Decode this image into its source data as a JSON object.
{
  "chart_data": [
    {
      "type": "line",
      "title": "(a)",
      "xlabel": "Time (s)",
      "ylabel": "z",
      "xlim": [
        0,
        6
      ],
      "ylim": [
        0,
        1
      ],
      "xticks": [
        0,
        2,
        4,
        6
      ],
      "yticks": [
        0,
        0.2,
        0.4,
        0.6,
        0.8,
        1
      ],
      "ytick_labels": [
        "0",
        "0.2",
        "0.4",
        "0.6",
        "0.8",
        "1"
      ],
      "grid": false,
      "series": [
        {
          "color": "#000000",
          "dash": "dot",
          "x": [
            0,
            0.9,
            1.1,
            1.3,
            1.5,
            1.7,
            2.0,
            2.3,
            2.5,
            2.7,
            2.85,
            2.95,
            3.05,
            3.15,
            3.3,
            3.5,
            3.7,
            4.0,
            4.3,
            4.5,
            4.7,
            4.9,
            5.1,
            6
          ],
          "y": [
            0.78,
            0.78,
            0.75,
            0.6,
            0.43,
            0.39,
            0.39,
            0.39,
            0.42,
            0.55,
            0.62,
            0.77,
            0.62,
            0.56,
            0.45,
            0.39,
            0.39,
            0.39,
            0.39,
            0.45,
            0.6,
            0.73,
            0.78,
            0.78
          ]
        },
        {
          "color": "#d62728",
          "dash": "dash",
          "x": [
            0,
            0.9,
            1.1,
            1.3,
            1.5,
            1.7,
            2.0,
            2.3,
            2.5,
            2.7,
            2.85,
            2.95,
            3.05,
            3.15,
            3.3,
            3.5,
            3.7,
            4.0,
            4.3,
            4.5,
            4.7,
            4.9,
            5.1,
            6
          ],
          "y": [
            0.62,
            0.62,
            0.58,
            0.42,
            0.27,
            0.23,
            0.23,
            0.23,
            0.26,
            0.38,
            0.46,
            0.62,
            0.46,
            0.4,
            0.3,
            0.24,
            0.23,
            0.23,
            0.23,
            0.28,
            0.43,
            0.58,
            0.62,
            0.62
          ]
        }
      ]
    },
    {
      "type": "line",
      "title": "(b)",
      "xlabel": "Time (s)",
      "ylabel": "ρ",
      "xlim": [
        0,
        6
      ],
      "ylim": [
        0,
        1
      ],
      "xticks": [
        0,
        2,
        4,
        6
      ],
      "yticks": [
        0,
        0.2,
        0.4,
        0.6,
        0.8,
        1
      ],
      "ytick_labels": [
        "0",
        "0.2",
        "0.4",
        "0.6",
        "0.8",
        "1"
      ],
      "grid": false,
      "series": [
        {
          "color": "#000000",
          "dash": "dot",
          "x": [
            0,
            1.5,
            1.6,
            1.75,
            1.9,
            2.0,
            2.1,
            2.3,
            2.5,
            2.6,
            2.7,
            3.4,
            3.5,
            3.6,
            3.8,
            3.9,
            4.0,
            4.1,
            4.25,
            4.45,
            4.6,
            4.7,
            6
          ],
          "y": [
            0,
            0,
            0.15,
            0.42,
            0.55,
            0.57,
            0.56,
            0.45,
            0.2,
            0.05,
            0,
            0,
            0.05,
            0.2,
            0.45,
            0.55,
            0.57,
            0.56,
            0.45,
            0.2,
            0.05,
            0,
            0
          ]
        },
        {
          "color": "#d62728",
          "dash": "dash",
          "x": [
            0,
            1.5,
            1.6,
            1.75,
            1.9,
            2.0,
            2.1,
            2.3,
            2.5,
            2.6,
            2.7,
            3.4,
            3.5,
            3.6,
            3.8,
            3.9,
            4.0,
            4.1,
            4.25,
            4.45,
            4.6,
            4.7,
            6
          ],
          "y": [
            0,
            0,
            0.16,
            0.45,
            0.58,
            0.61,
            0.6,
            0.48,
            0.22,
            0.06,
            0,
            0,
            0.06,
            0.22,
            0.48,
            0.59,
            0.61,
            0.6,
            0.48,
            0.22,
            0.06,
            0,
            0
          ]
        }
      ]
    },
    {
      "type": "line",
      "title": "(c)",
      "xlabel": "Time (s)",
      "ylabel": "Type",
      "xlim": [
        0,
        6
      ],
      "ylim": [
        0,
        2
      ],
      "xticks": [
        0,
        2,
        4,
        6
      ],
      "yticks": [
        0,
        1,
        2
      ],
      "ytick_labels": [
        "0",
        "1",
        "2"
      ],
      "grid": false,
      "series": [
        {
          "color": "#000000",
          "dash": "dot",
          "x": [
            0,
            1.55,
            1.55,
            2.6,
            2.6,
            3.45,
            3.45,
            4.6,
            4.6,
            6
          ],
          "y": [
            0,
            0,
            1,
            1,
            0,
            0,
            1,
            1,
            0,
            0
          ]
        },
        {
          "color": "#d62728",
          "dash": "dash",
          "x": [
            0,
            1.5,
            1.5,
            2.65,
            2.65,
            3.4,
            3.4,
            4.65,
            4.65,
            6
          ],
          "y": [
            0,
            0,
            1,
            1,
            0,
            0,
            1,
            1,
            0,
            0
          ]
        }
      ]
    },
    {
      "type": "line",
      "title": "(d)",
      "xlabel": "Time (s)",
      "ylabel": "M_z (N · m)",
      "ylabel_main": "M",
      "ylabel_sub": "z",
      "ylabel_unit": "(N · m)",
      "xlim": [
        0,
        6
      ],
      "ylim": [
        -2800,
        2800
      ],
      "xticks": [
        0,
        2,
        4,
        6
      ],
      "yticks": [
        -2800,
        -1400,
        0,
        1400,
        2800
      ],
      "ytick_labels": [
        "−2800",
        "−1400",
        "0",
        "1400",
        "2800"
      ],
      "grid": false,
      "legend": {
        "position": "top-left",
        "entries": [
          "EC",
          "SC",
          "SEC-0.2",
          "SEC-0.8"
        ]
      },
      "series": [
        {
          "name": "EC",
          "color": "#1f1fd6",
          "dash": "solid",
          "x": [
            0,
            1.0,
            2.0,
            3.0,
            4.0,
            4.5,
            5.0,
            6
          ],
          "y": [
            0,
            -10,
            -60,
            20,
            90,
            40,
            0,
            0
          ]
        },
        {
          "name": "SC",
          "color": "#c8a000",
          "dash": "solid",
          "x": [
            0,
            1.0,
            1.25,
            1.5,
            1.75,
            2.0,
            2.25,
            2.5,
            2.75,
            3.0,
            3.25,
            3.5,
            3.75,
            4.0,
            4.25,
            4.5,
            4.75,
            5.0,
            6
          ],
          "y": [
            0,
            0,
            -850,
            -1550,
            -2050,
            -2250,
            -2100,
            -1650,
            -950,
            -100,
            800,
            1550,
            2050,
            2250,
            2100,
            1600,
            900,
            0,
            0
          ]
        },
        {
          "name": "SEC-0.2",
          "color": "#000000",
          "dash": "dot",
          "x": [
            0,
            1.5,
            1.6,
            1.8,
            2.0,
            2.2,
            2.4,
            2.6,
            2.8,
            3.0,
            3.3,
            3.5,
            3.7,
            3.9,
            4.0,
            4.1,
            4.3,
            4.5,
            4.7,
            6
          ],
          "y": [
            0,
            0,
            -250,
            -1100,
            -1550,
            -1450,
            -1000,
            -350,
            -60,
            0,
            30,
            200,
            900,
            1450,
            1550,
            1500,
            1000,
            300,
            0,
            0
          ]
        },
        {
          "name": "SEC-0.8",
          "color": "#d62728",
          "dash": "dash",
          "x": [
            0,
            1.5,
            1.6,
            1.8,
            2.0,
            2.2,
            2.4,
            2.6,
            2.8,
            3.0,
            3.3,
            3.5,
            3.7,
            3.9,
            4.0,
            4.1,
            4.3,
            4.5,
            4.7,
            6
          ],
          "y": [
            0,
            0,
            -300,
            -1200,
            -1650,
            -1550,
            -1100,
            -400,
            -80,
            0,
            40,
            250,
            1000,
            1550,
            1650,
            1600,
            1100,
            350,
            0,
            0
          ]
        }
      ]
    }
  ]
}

- _PROBLEM REQUIREMENTS_
Find the lines that include the string "name", then copy each of them.

- _SOLUTION_
          "name": "EC",
          "name": "SC",
          "name": "SEC-0.2",
          "name": "SEC-0.8",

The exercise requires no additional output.